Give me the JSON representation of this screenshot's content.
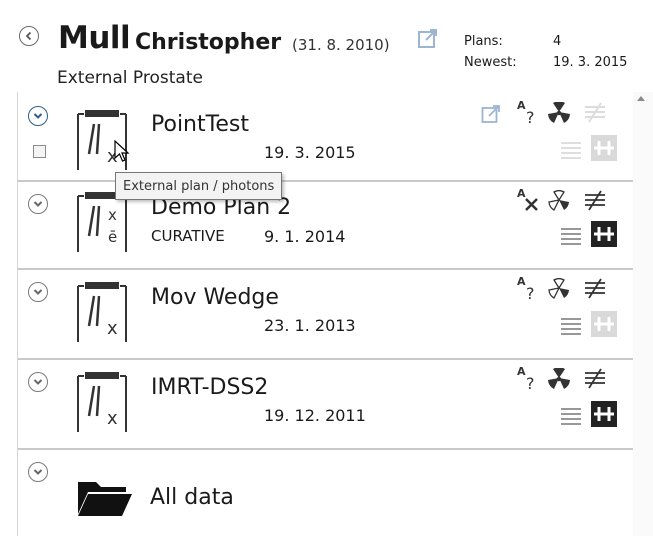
{
  "patient": {
    "last_name": "Mull",
    "first_name": "Christopher",
    "birth_date": "(31. 8. 2010)",
    "diagnosis": "External Prostate",
    "plans_label": "Plans:",
    "plans_count": "4",
    "newest_label": "Newest:",
    "newest_date": "19. 3. 2015"
  },
  "plans": [
    {
      "name": "PointTest",
      "intent": "",
      "date": "19. 3. 2015",
      "icon": "external-plan-photons-icon",
      "label_suffix": "x",
      "status": "unknown",
      "selected": true
    },
    {
      "name": "Demo Plan 2",
      "intent": "CURATIVE",
      "date": "9. 1. 2014",
      "icon": "external-plan-photons-electrons-icon",
      "label_suffix": "x/e",
      "status": "rejected",
      "selected": false
    },
    {
      "name": "Mov Wedge",
      "intent": "",
      "date": "23. 1. 2013",
      "icon": "external-plan-photons-icon",
      "label_suffix": "x",
      "status": "unknown",
      "selected": false
    },
    {
      "name": "IMRT-DSS2",
      "intent": "",
      "date": "19. 12. 2011",
      "icon": "external-plan-photons-icon",
      "label_suffix": "x",
      "status": "unknown",
      "selected": false
    }
  ],
  "all_data": {
    "label": "All data",
    "icon": "folder-icon"
  },
  "tooltip": {
    "text": "External plan / photons"
  },
  "colors": {
    "selected_chevron": "#2d5f8c",
    "link_icon": "#8aa8c8",
    "separator": "#c9c9c9"
  }
}
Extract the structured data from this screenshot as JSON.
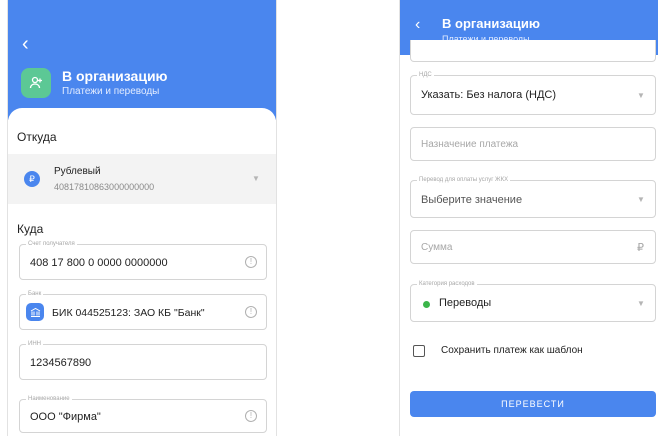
{
  "left": {
    "header": {
      "back_icon": "‹",
      "title": "В организацию",
      "subtitle": "Платежи и переводы"
    },
    "from": {
      "label": "Откуда",
      "account_name": "Рублевый",
      "account_number": "40817810863000000000"
    },
    "to": {
      "label": "Куда",
      "fields": [
        {
          "label": "Счет получателя",
          "value": "408 17 800 0 0000 0000000"
        },
        {
          "label": "Банк",
          "value": "БИК 044525123: ЗАО КБ \"Банк\""
        },
        {
          "label": "ИНН",
          "value": "1234567890"
        },
        {
          "label": "Наименование",
          "value": "ООО \"Фирма\""
        }
      ]
    }
  },
  "right": {
    "header": {
      "back_icon": "‹",
      "title": "В организацию",
      "subtitle": "Платежи и переводы"
    },
    "vat": {
      "label": "НДС",
      "value": "Указать: Без налога (НДС)"
    },
    "purpose": {
      "placeholder": "Назначение платежа"
    },
    "utilities": {
      "label": "Перевод для оплаты услуг ЖКХ",
      "value": "Выберите значение"
    },
    "amount": {
      "placeholder": "Сумма",
      "currency": "₽"
    },
    "category": {
      "label": "Категория расходов",
      "value": "Переводы",
      "dot_color": "#3bb54a"
    },
    "save_template": {
      "label": "Сохранить платеж как шаблон",
      "checked": false
    },
    "submit_label": "ПЕРЕВЕСТИ"
  },
  "colors": {
    "accent": "#4a86ee",
    "org_icon": "#5cc895",
    "field_border": "#d4d4d4"
  }
}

....

▶ **The exercise**
Every entry must be written out exactly, with all pictures left out.

▶ **Completed exercise**
Give me the JSON representation of this screenshot's content.
{
  "patient": {
    "last_name": "Mull",
    "first_name": "Christopher",
    "birth_date": "(31. 8. 2010)",
    "diagnosis": "External Prostate",
    "plans_label": "Plans:",
    "plans_count": "4",
    "newest_label": "Newest:",
    "newest_date": "19. 3. 2015"
  },
  "plans": [
    {
      "name": "PointTest",
      "intent": "",
      "date": "19. 3. 2015",
      "icon": "external-plan-photons-icon",
      "label_suffix": "x",
      "status": "unknown",
      "selected": true
    },
    {
      "name": "Demo Plan 2",
      "intent": "CURATIVE",
      "date": "9. 1. 2014",
      "icon": "external-plan-photons-electrons-icon",
      "label_suffix": "x/e",
      "status": "rejected",
      "selected": false
    },
    {
      "name": "Mov Wedge",
      "intent": "",
      "date": "23. 1. 2013",
      "icon": "external-plan-photons-icon",
      "label_suffix": "x",
      "status": "unknown",
      "selected": false
    },
    {
      "name": "IMRT-DSS2",
      "intent": "",
      "date": "19. 12. 2011",
      "icon": "external-plan-photons-icon",
      "label_suffix": "x",
      "status": "unknown",
      "selected": false
    }
  ],
  "all_data": {
    "label": "All data",
    "icon": "folder-icon"
  },
  "tooltip": {
    "text": "External plan / photons"
  },
  "colors": {
    "selected_chevron": "#2d5f8c",
    "link_icon": "#8aa8c8",
    "separator": "#c9c9c9"
  }
}
Extract the structured data from this screenshot as JSON.
{
  "left": {
    "header": {
      "back_icon": "‹",
      "title": "В организацию",
      "subtitle": "Платежи и переводы"
    },
    "from": {
      "label": "Откуда",
      "account_name": "Рублевый",
      "account_number": "40817810863000000000"
    },
    "to": {
      "label": "Куда",
      "fields": [
        {
          "label": "Счет получателя",
          "value": "408 17 800 0 0000 0000000"
        },
        {
          "label": "Банк",
          "value": "БИК 044525123: ЗАО КБ \"Банк\""
        },
        {
          "label": "ИНН",
          "value": "1234567890"
        },
        {
          "label": "Наименование",
          "value": "ООО \"Фирма\""
        }
      ]
    }
  },
  "right": {
    "header": {
      "back_icon": "‹",
      "title": "В организацию",
      "subtitle": "Платежи и переводы"
    },
    "vat": {
      "label": "НДС",
      "value": "Указать: Без налога (НДС)"
    },
    "purpose": {
      "placeholder": "Назначение платежа"
    },
    "utilities": {
      "label": "Перевод для оплаты услуг ЖКХ",
      "value": "Выберите значение"
    },
    "amount": {
      "placeholder": "Сумма",
      "currency": "₽"
    },
    "category": {
      "label": "Категория расходов",
      "value": "Переводы",
      "dot_color": "#3bb54a"
    },
    "save_template": {
      "label": "Сохранить платеж как шаблон",
      "checked": false
    },
    "submit_label": "ПЕРЕВЕСТИ"
  },
  "colors": {
    "accent": "#4a86ee",
    "org_icon": "#5cc895",
    "field_border": "#d4d4d4"
  }
}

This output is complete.